Keep the pictures out of the copy and print all the entries below exactly.

Given entries:
━━━━━━━━━━━━━━━━

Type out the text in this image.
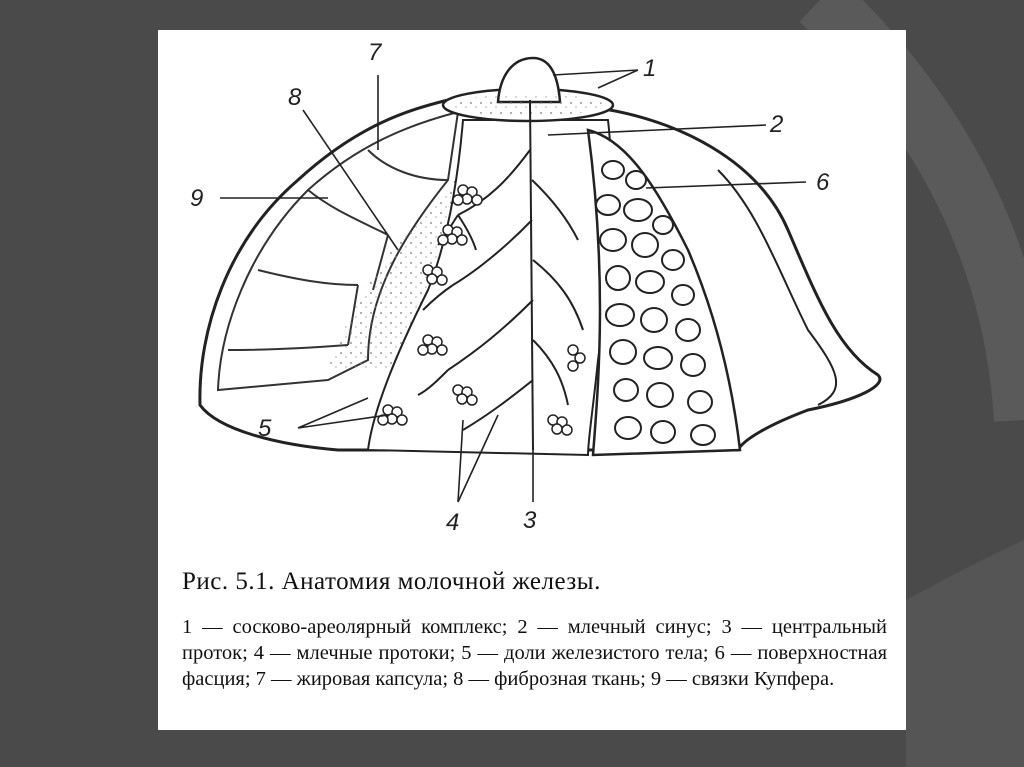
1
2
3
4
5
6
7
8
9
Рис. 5.1. Анатомия молочной железы.
1 — сосково-ареолярный комплекс; 2 — млечный синус; 3 — центральный проток; 4 — млечные протоки; 5 — доли железистого тела; 6 — поверхностная фасция; 7 — жировая капсула; 8 — фиброзная ткань; 9 — связки Купфера.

━━━━━━━━━━━━━━━━

Result:
Type out the text in this image.
1
2
3
4
5
6
7
8
9
Рис. 5.1. Анатомия молочной железы.
1 — сосково-ареолярный комплекс; 2 — млечный синус; 3 — центральный проток; 4 — млечные протоки; 5 — доли железистого тела; 6 — поверхностная фасция; 7 — жировая капсула; 8 — фиброзная ткань; 9 — связки Купфера.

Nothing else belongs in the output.